Written task
From the entries below, extract every line that includes the word "text".

Exercise inputs
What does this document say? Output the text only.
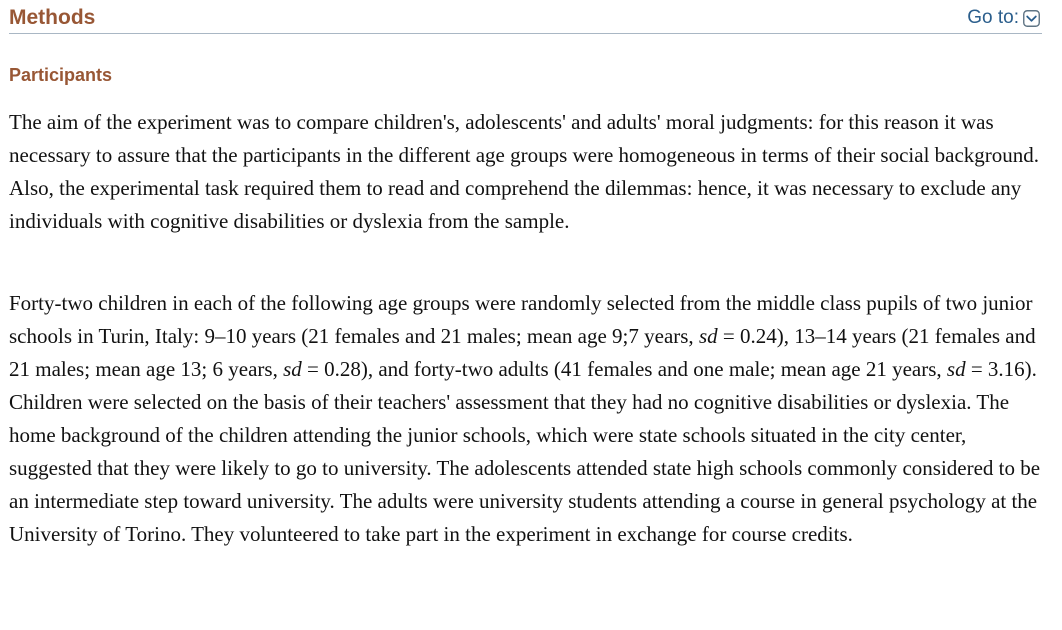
Methods	Go to:
Participants

The aim of the experiment was to compare children's, adolescents' and adults' moral judgments: for this reason it was necessary to assure that the participants in the different age groups were homogeneous in terms of their social background. Also, the experimental task required them to read and comprehend the dilemmas: hence, it was necessary to exclude any individuals with cognitive disabilities or dyslexia from the sample.

Forty-two children in each of the following age groups were randomly selected from the middle class pupils of two junior schools in Turin, Italy: 9–10 years (21 females and 21 males; mean age 9;7 years, sd = 0.24), 13–14 years (21 females and 21 males; mean age 13; 6 years, sd = 0.28), and forty-two adults (41 females and one male; mean age 21 years, sd = 3.16). Children were selected on the basis of their teachers' assessment that they had no cognitive disabilities or dyslexia. The home background of the children attending the junior schools, which were state schools situated in the city center, suggested that they were likely to go to university. The adolescents attended state high schools commonly considered to be an intermediate step toward university. The adults were university students attending a course in general psychology at the University of Torino. They volunteered to take part in the experiment in exchange for course credits.
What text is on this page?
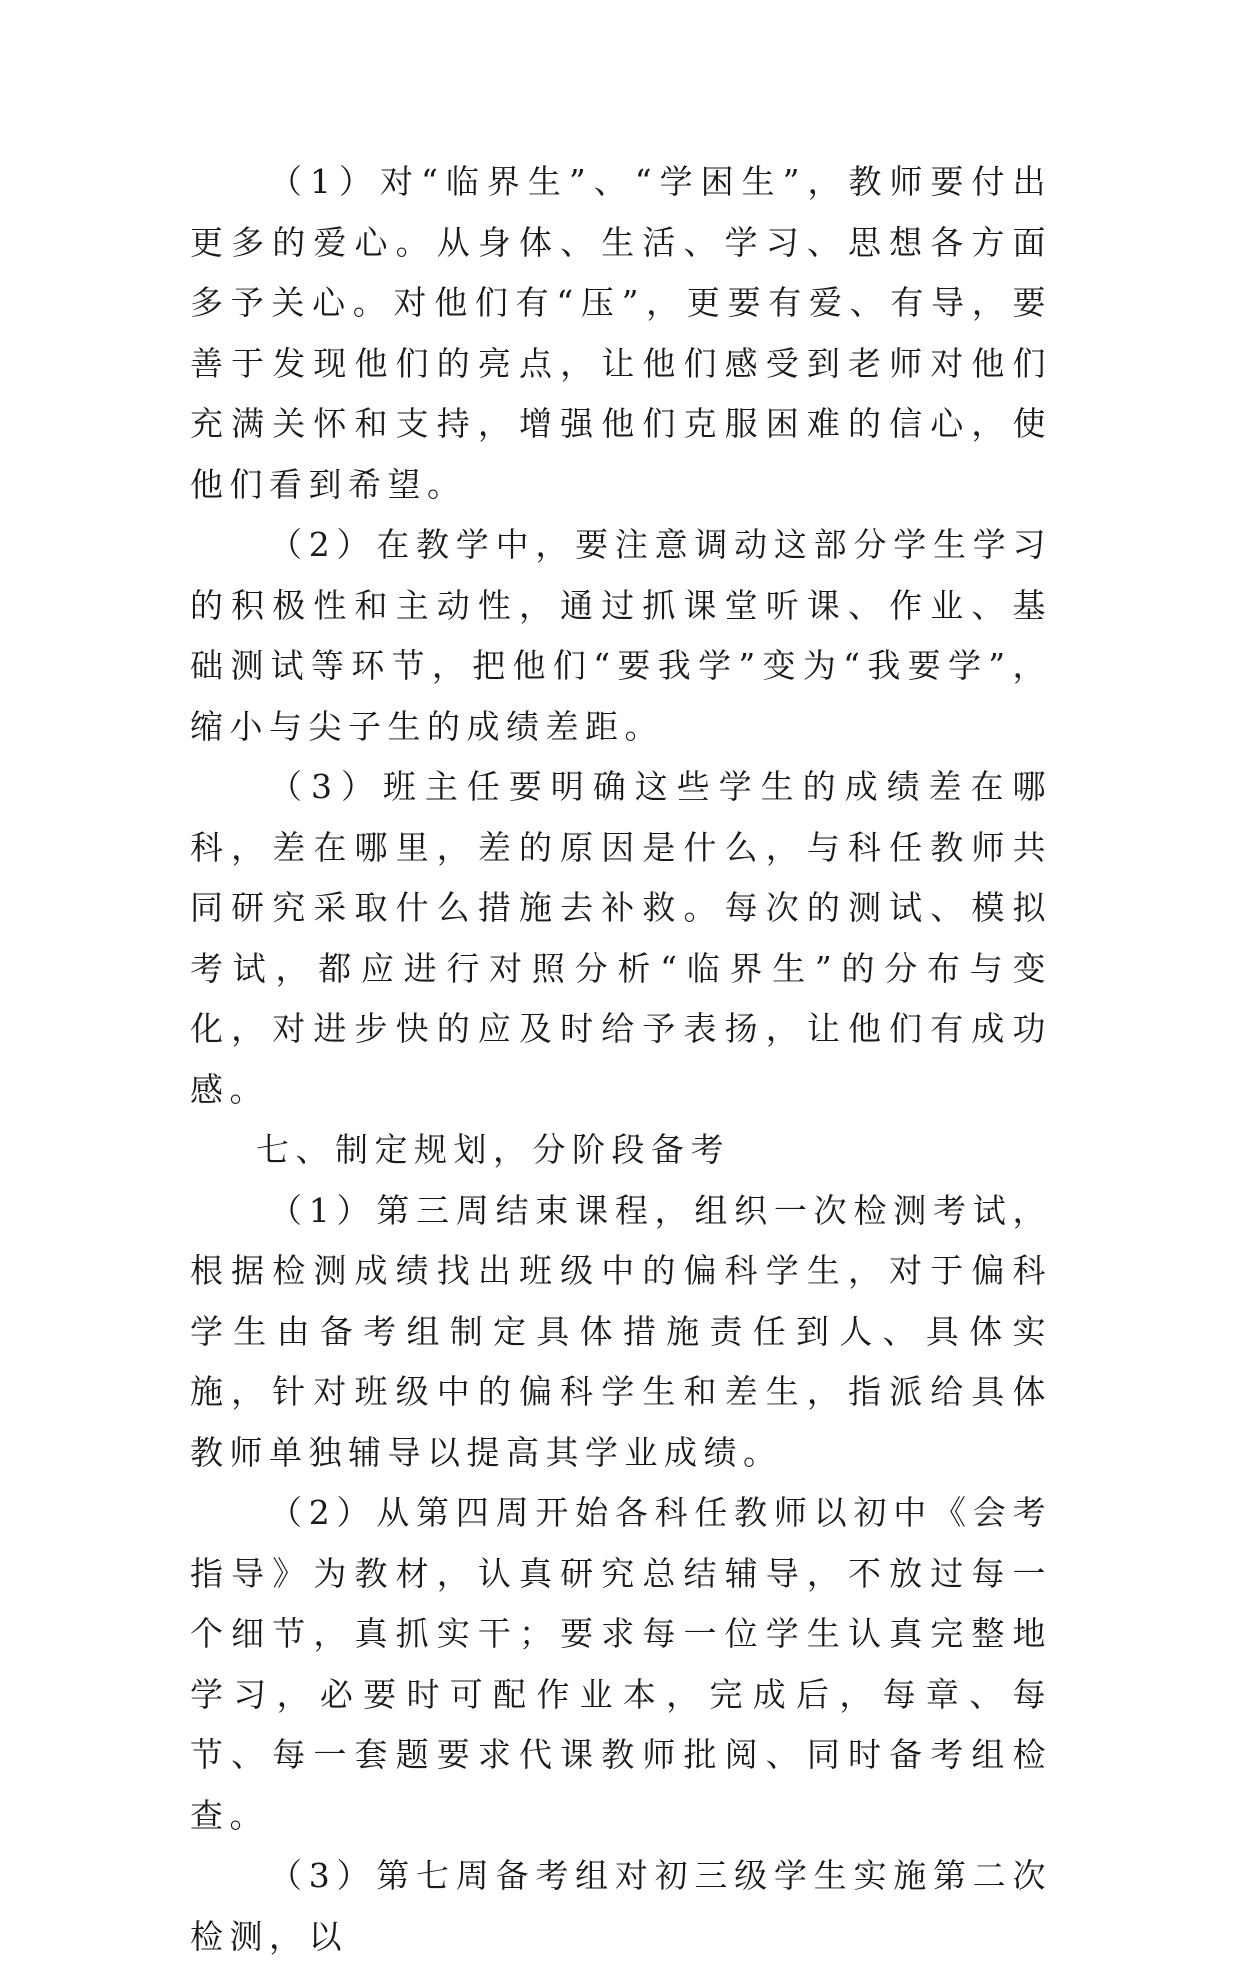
（1）对“临界生”、“学困生”，教师要付出更多的爱心。从身体、生活、学习、思想各方面多予关心。对他们有“压”，更要有爱、有导，要善于发现他们的亮点，让他们感受到老师对他们充满关怀和支持，增强他们克服困难的信心，使他们看到希望。

（2）在教学中，要注意调动这部分学生学习的积极性和主动性，通过抓课堂听课、作业、基础测试等环节，把他们“要我学”变为“我要学”，缩小与尖子生的成绩差距。

（3）班主任要明确这些学生的成绩差在哪科，差在哪里，差的原因是什么，与科任教师共同研究采取什么措施去补救。每次的测试、模拟考试，都应进行对照分析“临界生”的分布与变化，对进步快的应及时给予表扬，让他们有成功感。

七、制定规划，分阶段备考

（1）第三周结束课程，组织一次检测考试，根据检测成绩找出班级中的偏科学生，对于偏科学生由备考组制定具体措施责任到人、具体实施，针对班级中的偏科学生和差生，指派给具体教师单独辅导以提高其学业成绩。

（2）从第四周开始各科任教师以初中《会考指导》为教材，认真研究总结辅导，不放过每一个细节，真抓实干；要求每一位学生认真完整地学习，必要时可配作业本，完成后，每章、每节、每一套题要求代课教师批阅、同时备考组检查。

（3）第七周备考组对初三级学生实施第二次检测，以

Completed exercise
What does this document say? Output the text only.
What text is on this page?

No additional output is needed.